▸ Required task:
Scan the lines below; pull out those with "title".

===== Records =====

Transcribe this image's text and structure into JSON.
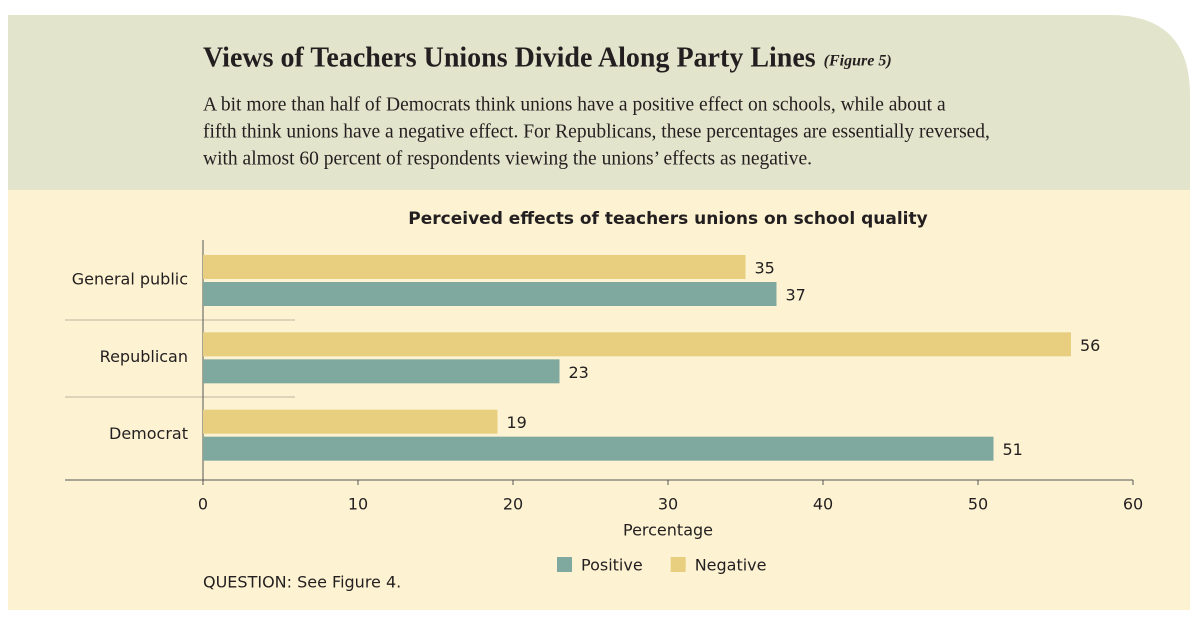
{
  "header": {
    "title": "Views of Teachers Unions Divide Along Party Lines",
    "figure_label": "(Figure 5)",
    "description": [
      "A bit more than half of Democrats think unions have a positive effect on schools, while about a",
      "fifth think unions have a negative effect. For Republicans, these percentages are essentially reversed,",
      "with almost 60 percent of respondents viewing the unions’ effects as negative."
    ]
  },
  "chart_data": {
    "type": "hbar",
    "title": "Perceived effects of teachers unions on school quality",
    "categories": [
      "General public",
      "Republican",
      "Democrat"
    ],
    "series": [
      {
        "name": "Positive",
        "color": "#7fa89e",
        "values": [
          37,
          23,
          51
        ]
      },
      {
        "name": "Negative",
        "color": "#e8cf80",
        "values": [
          35,
          56,
          19
        ]
      }
    ],
    "xlim": [
      0,
      60
    ],
    "xticks": [
      0,
      10,
      20,
      30,
      40,
      50,
      60
    ],
    "xlabel": "Percentage",
    "legend": "bottom"
  },
  "note": "QUESTION: See Figure 4."
}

=====

▸ Written reply:
    "title": "Views of Teachers Unions Divide Along Party Lines",
    "title": "Perceived effects of teachers unions on school quality",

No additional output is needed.